= DATA ENTRIES =

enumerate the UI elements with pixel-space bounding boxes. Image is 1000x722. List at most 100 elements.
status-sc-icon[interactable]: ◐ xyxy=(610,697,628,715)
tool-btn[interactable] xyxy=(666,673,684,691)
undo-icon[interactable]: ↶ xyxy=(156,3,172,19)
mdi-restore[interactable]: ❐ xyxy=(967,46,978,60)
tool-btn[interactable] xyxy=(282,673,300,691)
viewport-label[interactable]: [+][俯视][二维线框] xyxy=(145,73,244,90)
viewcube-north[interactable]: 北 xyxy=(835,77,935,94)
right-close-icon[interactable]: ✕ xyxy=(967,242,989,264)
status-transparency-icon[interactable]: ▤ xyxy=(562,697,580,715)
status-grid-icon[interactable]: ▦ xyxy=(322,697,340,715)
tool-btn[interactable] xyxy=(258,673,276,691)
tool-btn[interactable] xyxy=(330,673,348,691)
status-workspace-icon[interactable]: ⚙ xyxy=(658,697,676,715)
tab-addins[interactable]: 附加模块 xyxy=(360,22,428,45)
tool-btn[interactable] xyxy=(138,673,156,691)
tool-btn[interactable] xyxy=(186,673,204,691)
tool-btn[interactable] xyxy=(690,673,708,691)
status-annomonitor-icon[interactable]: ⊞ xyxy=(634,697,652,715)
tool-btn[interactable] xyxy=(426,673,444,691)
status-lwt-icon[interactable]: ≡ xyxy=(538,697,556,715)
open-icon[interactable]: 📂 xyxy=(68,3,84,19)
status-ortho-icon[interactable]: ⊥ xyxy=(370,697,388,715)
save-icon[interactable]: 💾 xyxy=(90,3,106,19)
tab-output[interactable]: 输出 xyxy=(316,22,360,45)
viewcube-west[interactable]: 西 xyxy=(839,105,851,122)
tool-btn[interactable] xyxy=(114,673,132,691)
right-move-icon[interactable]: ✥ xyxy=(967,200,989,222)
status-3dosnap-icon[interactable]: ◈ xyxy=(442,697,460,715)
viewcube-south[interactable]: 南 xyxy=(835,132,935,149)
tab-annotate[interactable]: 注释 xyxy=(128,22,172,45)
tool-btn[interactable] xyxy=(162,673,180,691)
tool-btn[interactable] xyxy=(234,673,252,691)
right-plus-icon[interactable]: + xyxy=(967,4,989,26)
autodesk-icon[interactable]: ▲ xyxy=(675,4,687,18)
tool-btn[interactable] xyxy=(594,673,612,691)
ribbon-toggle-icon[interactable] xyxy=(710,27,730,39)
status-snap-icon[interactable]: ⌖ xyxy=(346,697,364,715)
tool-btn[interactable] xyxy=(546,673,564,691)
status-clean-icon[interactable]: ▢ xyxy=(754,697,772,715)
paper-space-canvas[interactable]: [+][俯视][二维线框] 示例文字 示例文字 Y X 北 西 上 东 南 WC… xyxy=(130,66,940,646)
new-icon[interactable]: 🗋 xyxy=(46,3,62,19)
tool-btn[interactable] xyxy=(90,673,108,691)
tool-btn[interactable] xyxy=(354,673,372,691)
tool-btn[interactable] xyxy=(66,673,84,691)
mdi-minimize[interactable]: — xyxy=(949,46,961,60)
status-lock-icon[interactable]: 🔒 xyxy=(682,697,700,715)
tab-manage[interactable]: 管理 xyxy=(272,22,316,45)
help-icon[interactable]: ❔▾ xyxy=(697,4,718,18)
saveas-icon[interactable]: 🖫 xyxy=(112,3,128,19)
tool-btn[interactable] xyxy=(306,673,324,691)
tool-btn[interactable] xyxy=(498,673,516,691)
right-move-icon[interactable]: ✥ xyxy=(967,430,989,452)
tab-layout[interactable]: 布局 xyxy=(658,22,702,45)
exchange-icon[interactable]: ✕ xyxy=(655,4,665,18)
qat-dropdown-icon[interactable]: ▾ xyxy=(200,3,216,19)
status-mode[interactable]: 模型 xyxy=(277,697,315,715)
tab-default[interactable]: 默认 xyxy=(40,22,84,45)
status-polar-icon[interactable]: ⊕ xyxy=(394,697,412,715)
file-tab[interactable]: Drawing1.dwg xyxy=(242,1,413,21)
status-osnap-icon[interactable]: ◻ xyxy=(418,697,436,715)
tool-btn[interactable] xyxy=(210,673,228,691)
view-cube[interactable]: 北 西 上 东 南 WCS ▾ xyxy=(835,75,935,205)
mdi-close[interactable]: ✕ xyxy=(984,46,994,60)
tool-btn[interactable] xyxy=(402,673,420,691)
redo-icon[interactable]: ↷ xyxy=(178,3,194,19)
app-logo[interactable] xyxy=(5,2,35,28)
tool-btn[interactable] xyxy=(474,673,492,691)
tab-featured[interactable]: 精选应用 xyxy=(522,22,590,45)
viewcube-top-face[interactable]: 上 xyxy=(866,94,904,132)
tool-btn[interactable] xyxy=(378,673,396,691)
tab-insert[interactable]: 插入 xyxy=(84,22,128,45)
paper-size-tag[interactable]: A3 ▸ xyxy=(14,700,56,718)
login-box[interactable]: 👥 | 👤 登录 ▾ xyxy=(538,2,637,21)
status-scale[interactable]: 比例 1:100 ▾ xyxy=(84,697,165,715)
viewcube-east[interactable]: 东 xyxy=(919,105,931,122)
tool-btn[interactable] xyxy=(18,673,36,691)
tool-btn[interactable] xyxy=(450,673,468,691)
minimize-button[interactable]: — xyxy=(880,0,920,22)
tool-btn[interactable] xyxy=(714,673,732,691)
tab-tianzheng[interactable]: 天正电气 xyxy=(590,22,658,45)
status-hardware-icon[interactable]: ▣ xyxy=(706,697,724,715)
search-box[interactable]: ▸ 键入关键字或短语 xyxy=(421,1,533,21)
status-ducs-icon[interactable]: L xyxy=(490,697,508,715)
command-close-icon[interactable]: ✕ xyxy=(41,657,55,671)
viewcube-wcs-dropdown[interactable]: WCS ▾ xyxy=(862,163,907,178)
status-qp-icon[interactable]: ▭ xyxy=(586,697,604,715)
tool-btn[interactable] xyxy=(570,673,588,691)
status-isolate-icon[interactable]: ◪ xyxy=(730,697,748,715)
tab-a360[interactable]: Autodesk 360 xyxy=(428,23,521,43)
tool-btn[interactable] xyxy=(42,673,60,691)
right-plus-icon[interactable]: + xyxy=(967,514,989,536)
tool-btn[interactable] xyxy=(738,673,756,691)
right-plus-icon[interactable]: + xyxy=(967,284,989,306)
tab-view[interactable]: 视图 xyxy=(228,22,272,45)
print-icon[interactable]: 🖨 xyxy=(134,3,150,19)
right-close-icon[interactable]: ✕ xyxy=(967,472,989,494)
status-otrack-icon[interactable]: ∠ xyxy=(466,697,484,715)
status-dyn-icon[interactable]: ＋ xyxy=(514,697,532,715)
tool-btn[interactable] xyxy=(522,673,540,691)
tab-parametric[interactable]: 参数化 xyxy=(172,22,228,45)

= TASK TO COMPLETE =
Render the items as a Markdown table with the columns Row and Line, starting at the first line of the items and ending with the line that contains "mdi-restore[interactable]: ❐ xyxy=(967,46,978,60)", both included. Number each row, and leave out blank lines.

= SOLUTION FOR THIS PROBLEM =
| Row | Line |
|---|---|
| 1 | enumerate the UI elements with pixel-space bounding boxes. Image is 1000x722. List at most 100 elements. |
| 2 | status-sc-icon[interactable]: ◐ xyxy=(610,697,628,715) |
| 3 | tool-btn[interactable] xyxy=(666,673,684,691) |
| 4 | undo-icon[interactable]: ↶ xyxy=(156,3,172,19) |
| 5 | mdi-restore[interactable]: ❐ xyxy=(967,46,978,60) |